— Start Exercise data —

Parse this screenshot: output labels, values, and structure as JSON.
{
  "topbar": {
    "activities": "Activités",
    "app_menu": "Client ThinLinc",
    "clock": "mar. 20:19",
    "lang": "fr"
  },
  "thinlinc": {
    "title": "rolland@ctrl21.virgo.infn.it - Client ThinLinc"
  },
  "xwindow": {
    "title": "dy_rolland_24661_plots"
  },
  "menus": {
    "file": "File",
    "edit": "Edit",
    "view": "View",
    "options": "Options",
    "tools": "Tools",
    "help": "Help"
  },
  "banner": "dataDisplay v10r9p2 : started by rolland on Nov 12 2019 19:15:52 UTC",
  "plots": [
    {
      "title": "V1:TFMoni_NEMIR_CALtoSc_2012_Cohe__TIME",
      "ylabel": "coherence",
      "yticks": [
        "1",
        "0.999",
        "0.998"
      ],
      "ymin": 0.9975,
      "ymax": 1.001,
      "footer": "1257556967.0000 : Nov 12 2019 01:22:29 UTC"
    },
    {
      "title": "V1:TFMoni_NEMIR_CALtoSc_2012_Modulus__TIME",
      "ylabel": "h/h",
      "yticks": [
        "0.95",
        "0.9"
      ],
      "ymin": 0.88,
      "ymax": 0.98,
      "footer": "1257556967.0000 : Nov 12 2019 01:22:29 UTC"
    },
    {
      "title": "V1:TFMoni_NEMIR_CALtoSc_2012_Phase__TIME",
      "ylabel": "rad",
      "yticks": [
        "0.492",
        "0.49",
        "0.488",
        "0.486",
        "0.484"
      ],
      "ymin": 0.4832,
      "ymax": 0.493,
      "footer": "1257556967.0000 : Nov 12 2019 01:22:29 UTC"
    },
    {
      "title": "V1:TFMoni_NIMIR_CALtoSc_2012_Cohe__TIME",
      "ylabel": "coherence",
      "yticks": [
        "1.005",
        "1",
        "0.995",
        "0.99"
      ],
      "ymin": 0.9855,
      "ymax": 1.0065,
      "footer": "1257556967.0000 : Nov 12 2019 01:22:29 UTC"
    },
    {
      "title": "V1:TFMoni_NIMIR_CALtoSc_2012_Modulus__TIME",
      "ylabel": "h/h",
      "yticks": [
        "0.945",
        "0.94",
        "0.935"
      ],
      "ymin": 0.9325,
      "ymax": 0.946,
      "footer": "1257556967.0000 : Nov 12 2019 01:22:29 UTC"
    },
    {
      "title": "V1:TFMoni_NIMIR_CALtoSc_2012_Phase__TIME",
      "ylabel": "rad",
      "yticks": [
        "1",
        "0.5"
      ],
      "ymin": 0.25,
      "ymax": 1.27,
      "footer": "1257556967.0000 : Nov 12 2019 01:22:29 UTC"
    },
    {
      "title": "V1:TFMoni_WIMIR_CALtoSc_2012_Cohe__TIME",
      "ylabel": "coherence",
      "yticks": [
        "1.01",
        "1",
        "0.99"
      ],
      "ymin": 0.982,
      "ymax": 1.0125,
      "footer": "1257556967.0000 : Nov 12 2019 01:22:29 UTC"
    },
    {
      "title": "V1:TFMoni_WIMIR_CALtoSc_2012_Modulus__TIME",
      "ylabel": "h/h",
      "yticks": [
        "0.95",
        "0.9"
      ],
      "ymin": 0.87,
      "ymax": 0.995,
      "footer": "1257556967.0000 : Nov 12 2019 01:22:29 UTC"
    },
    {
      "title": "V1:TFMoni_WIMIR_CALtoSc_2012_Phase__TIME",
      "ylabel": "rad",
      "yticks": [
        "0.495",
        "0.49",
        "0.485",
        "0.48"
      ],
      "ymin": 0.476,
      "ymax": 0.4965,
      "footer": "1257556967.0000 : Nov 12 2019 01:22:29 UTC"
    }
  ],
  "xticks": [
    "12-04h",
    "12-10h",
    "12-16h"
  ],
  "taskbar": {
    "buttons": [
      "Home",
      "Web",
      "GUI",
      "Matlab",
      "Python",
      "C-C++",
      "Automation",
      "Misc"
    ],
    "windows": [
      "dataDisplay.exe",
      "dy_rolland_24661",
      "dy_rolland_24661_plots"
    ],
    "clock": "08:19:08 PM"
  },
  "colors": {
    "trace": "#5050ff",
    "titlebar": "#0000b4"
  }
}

— End Exercise data —

**Exercise prompt:** Retype the data exactly as given.

**Output for this task:**
Parse this screenshot: output labels, values, and structure as JSON.
{
  "topbar": {
    "activities": "Activités",
    "app_menu": "Client ThinLinc",
    "clock": "mar. 20:19",
    "lang": "fr"
  },
  "thinlinc": {
    "title": "rolland@ctrl21.virgo.infn.it - Client ThinLinc"
  },
  "xwindow": {
    "title": "dy_rolland_24661_plots"
  },
  "menus": {
    "file": "File",
    "edit": "Edit",
    "view": "View",
    "options": "Options",
    "tools": "Tools",
    "help": "Help"
  },
  "banner": "dataDisplay v10r9p2 : started by rolland on Nov 12 2019 19:15:52 UTC",
  "plots": [
    {
      "title": "V1:TFMoni_NEMIR_CALtoSc_2012_Cohe__TIME",
      "ylabel": "coherence",
      "yticks": [
        "1",
        "0.999",
        "0.998"
      ],
      "ymin": 0.9975,
      "ymax": 1.001,
      "footer": "1257556967.0000 : Nov 12 2019 01:22:29 UTC"
    },
    {
      "title": "V1:TFMoni_NEMIR_CALtoSc_2012_Modulus__TIME",
      "ylabel": "h/h",
      "yticks": [
        "0.95",
        "0.9"
      ],
      "ymin": 0.88,
      "ymax": 0.98,
      "footer": "1257556967.0000 : Nov 12 2019 01:22:29 UTC"
    },
    {
      "title": "V1:TFMoni_NEMIR_CALtoSc_2012_Phase__TIME",
      "ylabel": "rad",
      "yticks": [
        "0.492",
        "0.49",
        "0.488",
        "0.486",
        "0.484"
      ],
      "ymin": 0.4832,
      "ymax": 0.493,
      "footer": "1257556967.0000 : Nov 12 2019 01:22:29 UTC"
    },
    {
      "title": "V1:TFMoni_NIMIR_CALtoSc_2012_Cohe__TIME",
      "ylabel": "coherence",
      "yticks": [
        "1.005",
        "1",
        "0.995",
        "0.99"
      ],
      "ymin": 0.9855,
      "ymax": 1.0065,
      "footer": "1257556967.0000 : Nov 12 2019 01:22:29 UTC"
    },
    {
      "title": "V1:TFMoni_NIMIR_CALtoSc_2012_Modulus__TIME",
      "ylabel": "h/h",
      "yticks": [
        "0.945",
        "0.94",
        "0.935"
      ],
      "ymin": 0.9325,
      "ymax": 0.946,
      "footer": "1257556967.0000 : Nov 12 2019 01:22:29 UTC"
    },
    {
      "title": "V1:TFMoni_NIMIR_CALtoSc_2012_Phase__TIME",
      "ylabel": "rad",
      "yticks": [
        "1",
        "0.5"
      ],
      "ymin": 0.25,
      "ymax": 1.27,
      "footer": "1257556967.0000 : Nov 12 2019 01:22:29 UTC"
    },
    {
      "title": "V1:TFMoni_WIMIR_CALtoSc_2012_Cohe__TIME",
      "ylabel": "coherence",
      "yticks": [
        "1.01",
        "1",
        "0.99"
      ],
      "ymin": 0.982,
      "ymax": 1.0125,
      "footer": "1257556967.0000 : Nov 12 2019 01:22:29 UTC"
    },
    {
      "title": "V1:TFMoni_WIMIR_CALtoSc_2012_Modulus__TIME",
      "ylabel": "h/h",
      "yticks": [
        "0.95",
        "0.9"
      ],
      "ymin": 0.87,
      "ymax": 0.995,
      "footer": "1257556967.0000 : Nov 12 2019 01:22:29 UTC"
    },
    {
      "title": "V1:TFMoni_WIMIR_CALtoSc_2012_Phase__TIME",
      "ylabel": "rad",
      "yticks": [
        "0.495",
        "0.49",
        "0.485",
        "0.48"
      ],
      "ymin": 0.476,
      "ymax": 0.4965,
      "footer": "1257556967.0000 : Nov 12 2019 01:22:29 UTC"
    }
  ],
  "xticks": [
    "12-04h",
    "12-10h",
    "12-16h"
  ],
  "taskbar": {
    "buttons": [
      "Home",
      "Web",
      "GUI",
      "Matlab",
      "Python",
      "C-C++",
      "Automation",
      "Misc"
    ],
    "windows": [
      "dataDisplay.exe",
      "dy_rolland_24661",
      "dy_rolland_24661_plots"
    ],
    "clock": "08:19:08 PM"
  },
  "colors": {
    "trace": "#5050ff",
    "titlebar": "#0000b4"
  }
}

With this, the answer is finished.